** start Supplied material **

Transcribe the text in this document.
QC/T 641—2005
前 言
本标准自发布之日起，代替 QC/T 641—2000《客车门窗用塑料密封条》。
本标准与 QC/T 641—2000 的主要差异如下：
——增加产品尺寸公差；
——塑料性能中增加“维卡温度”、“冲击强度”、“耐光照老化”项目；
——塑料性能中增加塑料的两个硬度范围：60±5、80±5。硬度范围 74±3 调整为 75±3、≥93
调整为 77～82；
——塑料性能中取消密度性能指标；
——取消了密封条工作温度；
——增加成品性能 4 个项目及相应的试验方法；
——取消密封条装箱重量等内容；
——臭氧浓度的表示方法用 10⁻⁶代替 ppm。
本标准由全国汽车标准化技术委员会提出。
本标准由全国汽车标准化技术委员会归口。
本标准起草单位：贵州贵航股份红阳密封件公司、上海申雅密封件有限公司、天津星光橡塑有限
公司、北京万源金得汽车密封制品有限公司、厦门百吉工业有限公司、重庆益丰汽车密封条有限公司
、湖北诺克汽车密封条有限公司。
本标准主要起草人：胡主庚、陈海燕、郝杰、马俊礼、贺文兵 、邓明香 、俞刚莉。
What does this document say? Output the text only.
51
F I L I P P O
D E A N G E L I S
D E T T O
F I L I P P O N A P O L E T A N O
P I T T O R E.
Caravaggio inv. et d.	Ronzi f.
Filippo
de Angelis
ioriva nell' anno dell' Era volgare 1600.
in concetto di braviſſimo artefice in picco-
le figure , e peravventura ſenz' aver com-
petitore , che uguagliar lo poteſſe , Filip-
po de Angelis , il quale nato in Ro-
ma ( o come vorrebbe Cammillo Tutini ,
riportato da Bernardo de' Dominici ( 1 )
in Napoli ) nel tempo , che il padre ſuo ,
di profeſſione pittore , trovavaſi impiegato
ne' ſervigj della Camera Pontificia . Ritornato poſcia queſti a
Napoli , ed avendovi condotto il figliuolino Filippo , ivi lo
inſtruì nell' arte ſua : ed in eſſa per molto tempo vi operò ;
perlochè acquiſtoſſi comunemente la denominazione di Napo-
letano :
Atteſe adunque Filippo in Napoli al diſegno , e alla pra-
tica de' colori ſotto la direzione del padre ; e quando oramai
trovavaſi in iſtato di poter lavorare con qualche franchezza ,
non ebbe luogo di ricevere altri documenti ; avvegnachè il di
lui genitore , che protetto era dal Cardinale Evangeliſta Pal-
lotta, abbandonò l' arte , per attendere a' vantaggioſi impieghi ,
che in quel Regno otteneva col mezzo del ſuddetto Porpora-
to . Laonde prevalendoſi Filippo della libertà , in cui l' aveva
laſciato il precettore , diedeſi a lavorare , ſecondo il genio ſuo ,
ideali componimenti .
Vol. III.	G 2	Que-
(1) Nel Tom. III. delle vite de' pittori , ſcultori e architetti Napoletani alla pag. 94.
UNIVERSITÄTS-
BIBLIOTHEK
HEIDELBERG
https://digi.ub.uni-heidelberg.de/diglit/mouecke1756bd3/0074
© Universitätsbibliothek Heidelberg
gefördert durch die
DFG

** end Supplied material **
** start Supplied material **

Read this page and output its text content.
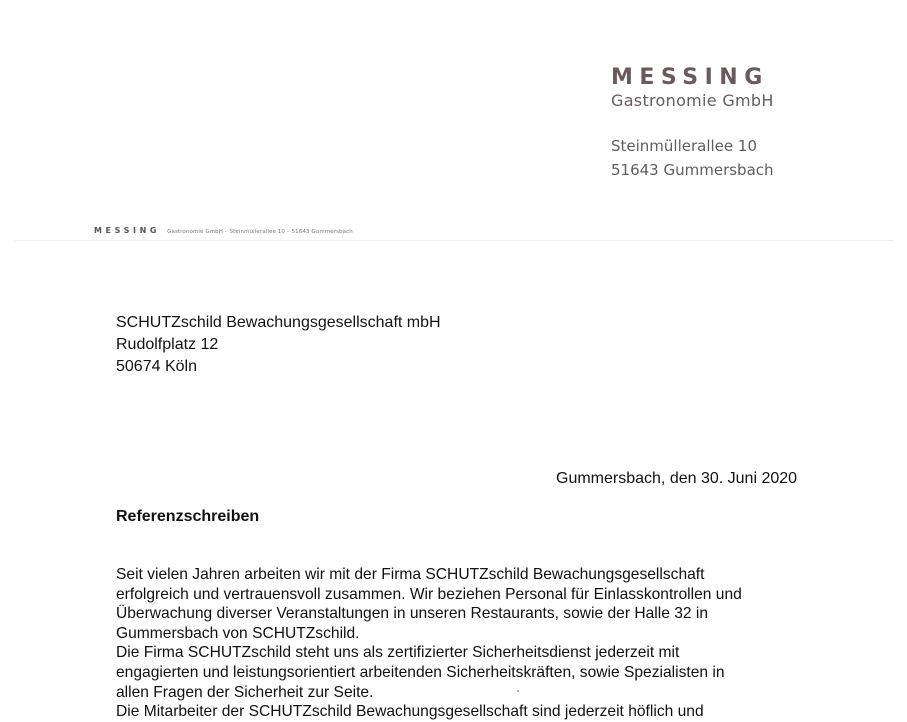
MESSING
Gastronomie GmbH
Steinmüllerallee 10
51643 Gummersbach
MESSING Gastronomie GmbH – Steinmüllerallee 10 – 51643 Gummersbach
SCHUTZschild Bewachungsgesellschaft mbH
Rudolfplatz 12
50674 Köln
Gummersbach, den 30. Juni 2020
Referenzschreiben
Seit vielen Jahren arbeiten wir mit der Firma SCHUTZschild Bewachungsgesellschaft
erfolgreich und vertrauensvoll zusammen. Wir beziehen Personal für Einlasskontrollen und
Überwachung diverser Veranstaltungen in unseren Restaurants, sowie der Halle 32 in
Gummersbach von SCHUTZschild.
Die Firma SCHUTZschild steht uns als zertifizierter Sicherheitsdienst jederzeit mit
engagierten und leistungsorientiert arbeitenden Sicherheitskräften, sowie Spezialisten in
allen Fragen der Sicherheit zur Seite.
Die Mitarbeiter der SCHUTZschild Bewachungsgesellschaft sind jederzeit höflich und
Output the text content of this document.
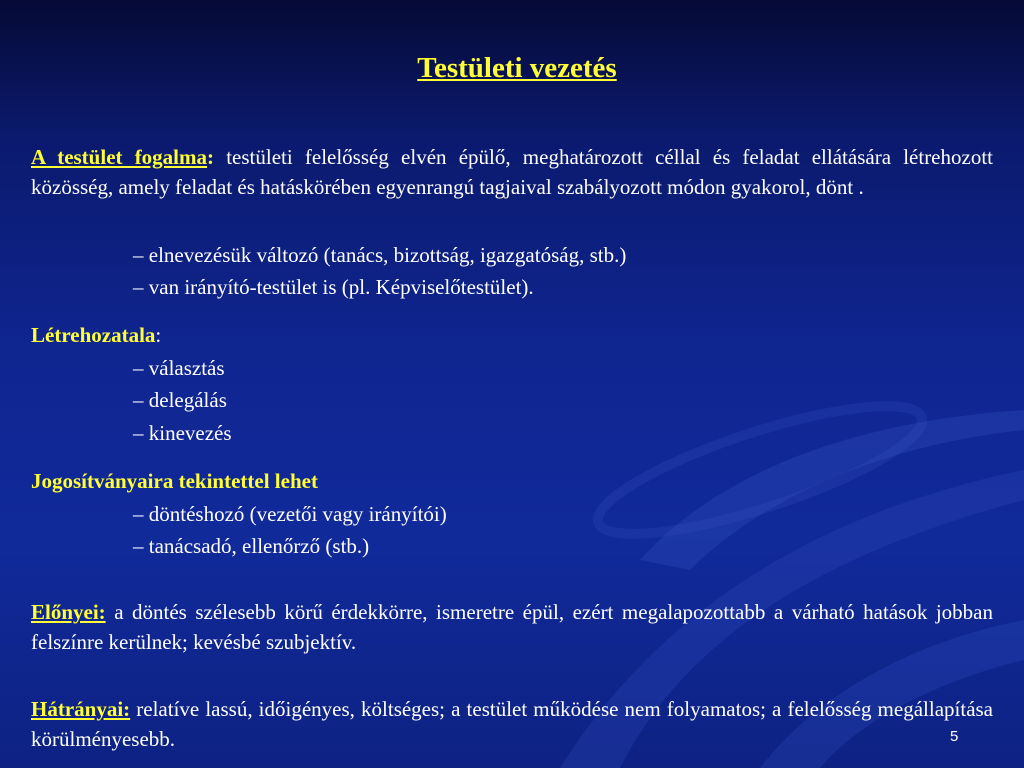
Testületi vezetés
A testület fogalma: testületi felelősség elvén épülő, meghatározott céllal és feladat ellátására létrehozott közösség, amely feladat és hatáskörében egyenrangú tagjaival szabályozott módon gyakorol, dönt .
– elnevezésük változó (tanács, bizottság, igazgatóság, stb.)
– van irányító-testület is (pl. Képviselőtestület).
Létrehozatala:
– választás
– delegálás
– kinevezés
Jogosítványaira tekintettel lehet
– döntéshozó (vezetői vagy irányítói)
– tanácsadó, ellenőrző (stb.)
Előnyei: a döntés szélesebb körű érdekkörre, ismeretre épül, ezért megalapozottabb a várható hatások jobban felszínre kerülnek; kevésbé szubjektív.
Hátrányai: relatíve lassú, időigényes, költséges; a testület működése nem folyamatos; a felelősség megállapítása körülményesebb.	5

** end Supplied material **

=== Short task ===
List every line from the entries above in which "text" appears.

=== Output of the exercise ===
Transcribe the text in this document.
What does this document say? Output the text only.
Read this page and output its text content.
Output the text content of this document.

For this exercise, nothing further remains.